# Start of Entries shown

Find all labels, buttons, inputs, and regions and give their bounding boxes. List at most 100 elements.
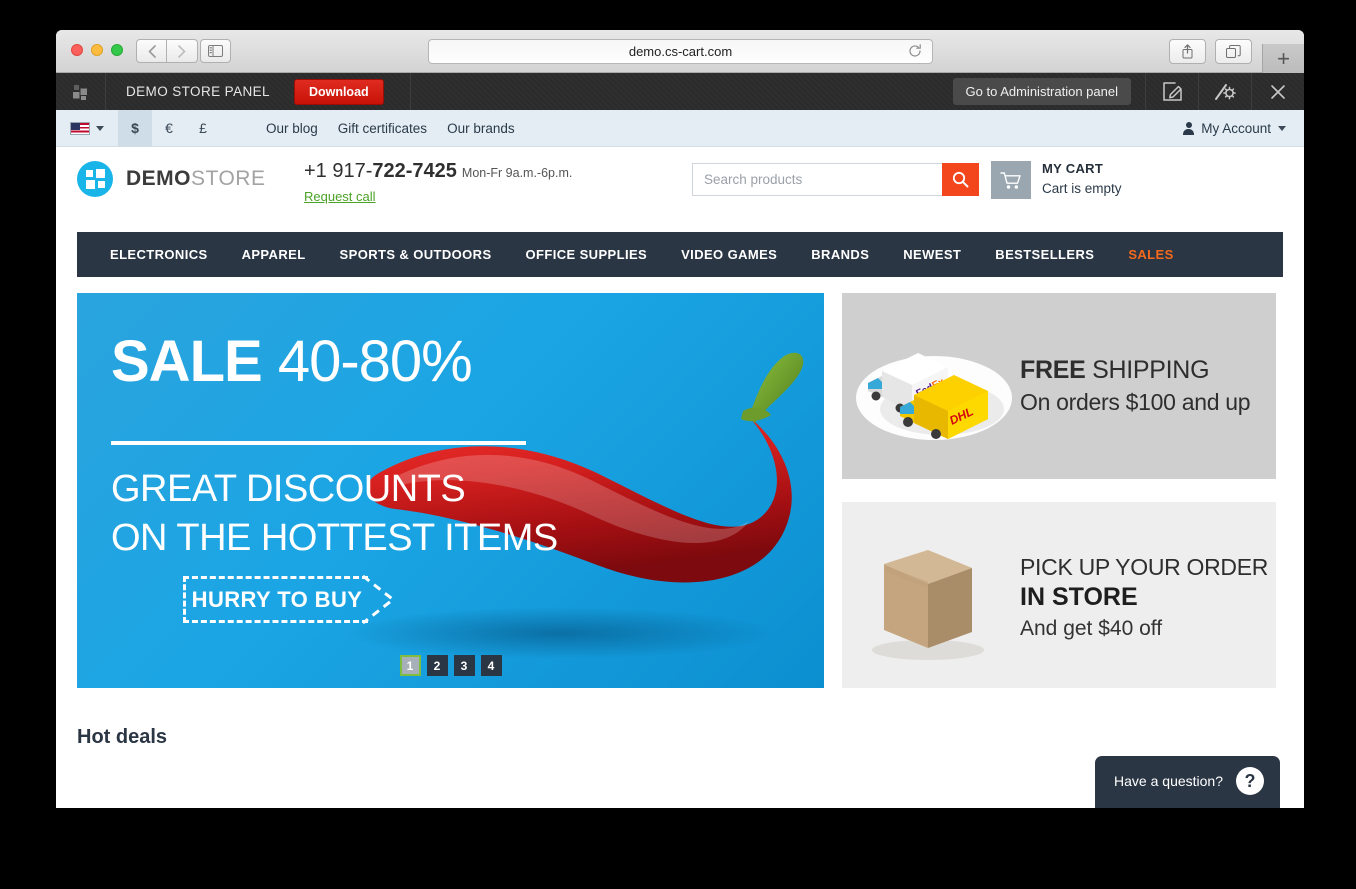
- close-icon[interactable]: [1251, 73, 1304, 110]
- sidebar-toggle-icon[interactable]: [200, 39, 231, 63]
- cardboard-box-image: [842, 502, 1020, 688]
- search-box: [692, 163, 979, 196]
- currency-gbp[interactable]: £: [186, 110, 220, 147]
- hero-title-bold: SALE: [111, 329, 263, 394]
- link-gift-certificates[interactable]: Gift certificates: [338, 121, 427, 136]
- show-tabs-icon[interactable]: [1215, 39, 1252, 64]
- promo-free-shipping-subtitle: On orders $100 and up: [1020, 389, 1251, 415]
- nav-video-games[interactable]: VIDEO GAMES: [664, 247, 794, 262]
- navigation-buttons: [136, 39, 198, 63]
- hurry-to-buy-label: HURRY TO BUY: [183, 576, 368, 623]
- phone-main: 722-7425: [372, 160, 457, 182]
- close-window-button[interactable]: [71, 44, 83, 56]
- hurry-to-buy-button[interactable]: HURRY TO BUY: [183, 574, 396, 625]
- logo-mark-icon: [77, 161, 113, 197]
- admin-panel-title: DEMO STORE PANEL: [126, 84, 270, 99]
- maximize-window-button[interactable]: [111, 44, 123, 56]
- browser-window: demo.cs-cart.com + DEMO STORE PANEL Down…: [56, 30, 1304, 808]
- cart-title: MY CART: [1042, 161, 1104, 176]
- browser-toolbar: demo.cs-cart.com +: [56, 30, 1304, 73]
- hero-divider: [111, 441, 526, 445]
- promo-pickup-in-store[interactable]: PICK UP YOUR ORDER IN STORE And get $40 …: [842, 502, 1276, 688]
- link-our-blog[interactable]: Our blog: [266, 121, 318, 136]
- nav-electronics[interactable]: ELECTRONICS: [93, 247, 225, 262]
- hero-pagination: 1 2 3 4: [399, 655, 502, 676]
- promo-column: Fed Ex DHL: [842, 293, 1276, 688]
- promo-pickup-subtitle: And get $40 off: [1020, 616, 1163, 640]
- admin-bar-right: Go to Administration panel: [952, 73, 1304, 110]
- hot-deals-heading: Hot deals: [77, 726, 168, 748]
- forward-button[interactable]: [167, 39, 198, 63]
- admin-panel-bar: DEMO STORE PANEL Download Go to Administ…: [56, 73, 1304, 110]
- nav-apparel[interactable]: APPAREL: [225, 247, 323, 262]
- go-to-administration-panel-button[interactable]: Go to Administration panel: [952, 78, 1131, 105]
- question-mark-icon: ?: [1236, 767, 1264, 795]
- chat-label: Have a question?: [1114, 773, 1223, 789]
- hero-page-1[interactable]: 1: [399, 655, 421, 676]
- wand-gear-icon[interactable]: [1198, 73, 1251, 110]
- hero-title: SALE 40-80%: [111, 333, 473, 391]
- currency-eur[interactable]: €: [152, 110, 186, 147]
- cart-status: Cart is empty: [1042, 181, 1122, 196]
- back-button[interactable]: [136, 39, 167, 63]
- hero-page-2[interactable]: 2: [426, 655, 448, 676]
- contact-block: +1 917-722-7425 Mon-Fr 9a.m.-6p.m. Reques…: [304, 160, 572, 206]
- promo-pickup-title-light: PICK UP YOUR ORDER: [1020, 553, 1269, 580]
- edit-icon[interactable]: [1145, 73, 1198, 110]
- grid-icon[interactable]: [56, 73, 106, 110]
- search-input[interactable]: [692, 163, 942, 196]
- link-our-brands[interactable]: Our brands: [447, 121, 515, 136]
- new-tab-button[interactable]: +: [1262, 44, 1304, 73]
- promo-free-shipping-text: FREE SHIPPING On orders $100 and up: [1020, 356, 1276, 416]
- nav-office-supplies[interactable]: OFFICE SUPPLIES: [509, 247, 665, 262]
- new-tab-label: +: [1277, 45, 1290, 71]
- download-button[interactable]: Download: [293, 78, 384, 105]
- phone-prefix: +1 917-: [304, 160, 373, 182]
- search-icon: [952, 171, 969, 188]
- phone-number: +1 917-722-7425 Mon-Fr 9a.m.-6p.m.: [304, 160, 572, 183]
- chevron-down-icon: [96, 125, 104, 131]
- cart-icon: [991, 161, 1031, 199]
- hero-subtitle-line1: GREAT DISCOUNTS: [111, 468, 466, 510]
- logo-text-light: STORE: [191, 167, 266, 190]
- chat-widget[interactable]: Have a question? ?: [1095, 756, 1280, 808]
- request-call-link[interactable]: Request call: [304, 189, 376, 204]
- nav-brands[interactable]: BRANDS: [794, 247, 886, 262]
- language-selector[interactable]: [56, 110, 118, 147]
- promo-pickup-text: PICK UP YOUR ORDER IN STORE And get $40 …: [1020, 550, 1276, 641]
- hero-subtitle: GREAT DISCOUNTS ON THE HOTTEST ITEMS: [111, 465, 558, 562]
- person-icon: [1183, 121, 1195, 135]
- main-navigation: ELECTRONICS APPAREL SPORTS & OUTDOORS OF…: [77, 232, 1283, 277]
- currency-usd[interactable]: $: [118, 109, 152, 147]
- nav-sports-outdoors[interactable]: SPORTS & OUTDOORS: [323, 247, 509, 262]
- hero-page-4[interactable]: 4: [480, 655, 502, 676]
- cart-widget[interactable]: MY CART Cart is empty: [991, 161, 1122, 199]
- search-button[interactable]: [942, 163, 979, 196]
- nav-bestsellers[interactable]: BESTSELLERS: [978, 247, 1111, 262]
- promo-free-shipping-title: FREE SHIPPING: [1020, 356, 1276, 385]
- hero-page-3[interactable]: 3: [453, 655, 475, 676]
- topbar-links: Our blog Gift certificates Our brands: [266, 121, 515, 136]
- nav-sales[interactable]: SALES: [1111, 247, 1190, 262]
- main-content: SALE 40-80% GREAT DISCOUNTS ON THE HOTTE…: [56, 277, 1304, 688]
- store-topbar: $ € £ Our blog Gift certificates Our bra…: [56, 109, 1304, 147]
- hero-banner[interactable]: SALE 40-80% GREAT DISCOUNTS ON THE HOTTE…: [77, 293, 824, 688]
- share-icon[interactable]: [1169, 39, 1206, 64]
- store-logo[interactable]: DEMOSTORE: [77, 161, 265, 197]
- reload-icon[interactable]: [908, 44, 922, 61]
- logo-text-bold: DEMO: [126, 167, 191, 190]
- admin-divider: [409, 73, 411, 110]
- delivery-trucks-image: Fed Ex DHL: [842, 293, 1020, 479]
- my-account-menu[interactable]: My Account: [1183, 121, 1286, 136]
- my-account-label: My Account: [1201, 120, 1271, 136]
- minimize-window-button[interactable]: [91, 44, 103, 56]
- promo-free-shipping-title-bold: FREE: [1020, 356, 1086, 384]
- cart-text: MY CART Cart is empty: [1042, 161, 1122, 196]
- logo-text: DEMOSTORE: [126, 167, 265, 191]
- url-text: demo.cs-cart.com: [628, 44, 733, 59]
- nav-newest[interactable]: NEWEST: [886, 247, 978, 262]
- address-bar[interactable]: demo.cs-cart.com: [428, 39, 933, 64]
- promo-free-shipping[interactable]: Fed Ex DHL: [842, 293, 1276, 479]
- chevron-down-icon: [1278, 125, 1286, 131]
- arrow-right-icon: [362, 574, 396, 625]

# End of Entries shown

What this task involves » Reproduce the rows above with every occurrence of "DEMO STORE PANEL" swapped for "SHOP ADMIN PANEL" and everything else unchanged. Omit the pictures from the answer.

Answer to this task »
Find all labels, buttons, inputs, and regions and give their bounding boxes. List at most 100 elements.
- close-icon[interactable]: [1251, 73, 1304, 110]
- sidebar-toggle-icon[interactable]: [200, 39, 231, 63]
- cardboard-box-image: [842, 502, 1020, 688]
- search-box: [692, 163, 979, 196]
- currency-gbp[interactable]: £: [186, 110, 220, 147]
- hero-title-bold: SALE: [111, 329, 263, 394]
- link-gift-certificates[interactable]: Gift certificates: [338, 121, 427, 136]
- show-tabs-icon[interactable]: [1215, 39, 1252, 64]
- promo-free-shipping-subtitle: On orders $100 and up: [1020, 389, 1251, 415]
- nav-video-games[interactable]: VIDEO GAMES: [664, 247, 794, 262]
- navigation-buttons: [136, 39, 198, 63]
- hurry-to-buy-label: HURRY TO BUY: [183, 576, 368, 623]
- phone-main: 722-7425: [372, 160, 457, 182]
- close-window-button[interactable]: [71, 44, 83, 56]
- hurry-to-buy-button[interactable]: HURRY TO BUY: [183, 574, 396, 625]
- logo-mark-icon: [77, 161, 113, 197]
- admin-panel-title: SHOP ADMIN PANEL: [126, 84, 270, 99]
- maximize-window-button[interactable]: [111, 44, 123, 56]
- browser-window: demo.cs-cart.com + SHOP ADMIN PANEL Down…: [56, 30, 1304, 808]
- cart-title: MY CART: [1042, 161, 1104, 176]
- browser-toolbar: demo.cs-cart.com +: [56, 30, 1304, 73]
- hero-divider: [111, 441, 526, 445]
- promo-pickup-in-store[interactable]: PICK UP YOUR ORDER IN STORE And get $40 …: [842, 502, 1276, 688]
- link-our-blog[interactable]: Our blog: [266, 121, 318, 136]
- nav-electronics[interactable]: ELECTRONICS: [93, 247, 225, 262]
- hero-pagination: 1 2 3 4: [399, 655, 502, 676]
- promo-column: Fed Ex DHL: [842, 293, 1276, 688]
- promo-pickup-subtitle: And get $40 off: [1020, 616, 1163, 640]
- admin-bar-right: Go to Administration panel: [952, 73, 1304, 110]
- hot-deals-heading: Hot deals: [77, 726, 168, 748]
- forward-button[interactable]: [167, 39, 198, 63]
- admin-panel-bar: SHOP ADMIN PANEL Download Go to Administ…: [56, 73, 1304, 110]
- nav-apparel[interactable]: APPAREL: [225, 247, 323, 262]
- go-to-administration-panel-button[interactable]: Go to Administration panel: [952, 78, 1131, 105]
- question-mark-icon: ?: [1236, 767, 1264, 795]
- chat-label: Have a question?: [1114, 773, 1223, 789]
- hero-page-1[interactable]: 1: [399, 655, 421, 676]
- wand-gear-icon[interactable]: [1198, 73, 1251, 110]
- hero-title: SALE 40-80%: [111, 333, 473, 391]
- currency-eur[interactable]: €: [152, 110, 186, 147]
- cart-status: Cart is empty: [1042, 181, 1122, 196]
- back-button[interactable]: [136, 39, 167, 63]
- hero-page-2[interactable]: 2: [426, 655, 448, 676]
- contact-block: +1 917-722-7425 Mon-Fr 9a.m.-6p.m. Reques…: [304, 160, 572, 206]
- promo-pickup-title-light: PICK UP YOUR ORDER: [1020, 553, 1269, 580]
- edit-icon[interactable]: [1145, 73, 1198, 110]
- grid-icon[interactable]: [56, 73, 106, 110]
- search-input[interactable]: [692, 163, 942, 196]
- link-our-brands[interactable]: Our brands: [447, 121, 515, 136]
- new-tab-button[interactable]: +: [1262, 44, 1304, 73]
- promo-free-shipping-text: FREE SHIPPING On orders $100 and up: [1020, 356, 1276, 416]
- nav-office-supplies[interactable]: OFFICE SUPPLIES: [509, 247, 665, 262]
- new-tab-label: +: [1277, 45, 1290, 71]
- download-button[interactable]: Download: [293, 78, 384, 105]
- phone-prefix: +1 917-: [304, 160, 373, 182]
- search-icon: [952, 171, 969, 188]
- phone-number: +1 917-722-7425 Mon-Fr 9a.m.-6p.m.: [304, 160, 572, 183]
- chevron-down-icon: [96, 125, 104, 131]
- cart-icon: [991, 161, 1031, 199]
- hero-subtitle-line1: GREAT DISCOUNTS: [111, 468, 466, 510]
- logo-text-light: STORE: [191, 167, 266, 190]
- chat-widget[interactable]: Have a question? ?: [1095, 756, 1280, 808]
- request-call-link[interactable]: Request call: [304, 189, 376, 204]
- nav-brands[interactable]: BRANDS: [794, 247, 886, 262]
- language-selector[interactable]: [56, 110, 118, 147]
- promo-pickup-text: PICK UP YOUR ORDER IN STORE And get $40 …: [1020, 550, 1276, 641]
- hero-subtitle: GREAT DISCOUNTS ON THE HOTTEST ITEMS: [111, 465, 558, 562]
- person-icon: [1183, 121, 1195, 135]
- main-navigation: ELECTRONICS APPAREL SPORTS & OUTDOORS OF…: [77, 232, 1283, 277]
- currency-usd[interactable]: $: [118, 109, 152, 147]
- nav-sports-outdoors[interactable]: SPORTS & OUTDOORS: [323, 247, 509, 262]
- hero-page-4[interactable]: 4: [480, 655, 502, 676]
- cart-widget[interactable]: MY CART Cart is empty: [991, 161, 1122, 199]
- search-button[interactable]: [942, 163, 979, 196]
- nav-bestsellers[interactable]: BESTSELLERS: [978, 247, 1111, 262]
- promo-free-shipping-title: FREE SHIPPING: [1020, 356, 1276, 385]
- hero-page-3[interactable]: 3: [453, 655, 475, 676]
- topbar-links: Our blog Gift certificates Our brands: [266, 121, 515, 136]
- nav-sales[interactable]: SALES: [1111, 247, 1190, 262]
- main-content: SALE 40-80% GREAT DISCOUNTS ON THE HOTTE…: [56, 277, 1304, 688]
- store-topbar: $ € £ Our blog Gift certificates Our bra…: [56, 109, 1304, 147]
- hero-banner[interactable]: SALE 40-80% GREAT DISCOUNTS ON THE HOTTE…: [77, 293, 824, 688]
- share-icon[interactable]: [1169, 39, 1206, 64]
- store-logo[interactable]: DEMOSTORE: [77, 161, 265, 197]
- reload-icon[interactable]: [908, 44, 922, 61]
- logo-text-bold: DEMO: [126, 167, 191, 190]
- admin-divider: [409, 73, 411, 110]
- delivery-trucks-image: Fed Ex DHL: [842, 293, 1020, 479]
- my-account-menu[interactable]: My Account: [1183, 121, 1286, 136]
- my-account-label: My Account: [1201, 120, 1271, 136]
- minimize-window-button[interactable]: [91, 44, 103, 56]
- promo-free-shipping-title-bold: FREE: [1020, 356, 1086, 384]
- cart-text: MY CART Cart is empty: [1042, 161, 1122, 196]
- logo-text: DEMOSTORE: [126, 167, 265, 191]
- url-text: demo.cs-cart.com: [628, 44, 733, 59]
- nav-newest[interactable]: NEWEST: [886, 247, 978, 262]
- address-bar[interactable]: demo.cs-cart.com: [428, 39, 933, 64]
- promo-free-shipping[interactable]: Fed Ex DHL: [842, 293, 1276, 479]
- chevron-down-icon: [1278, 125, 1286, 131]
- arrow-right-icon: [362, 574, 396, 625]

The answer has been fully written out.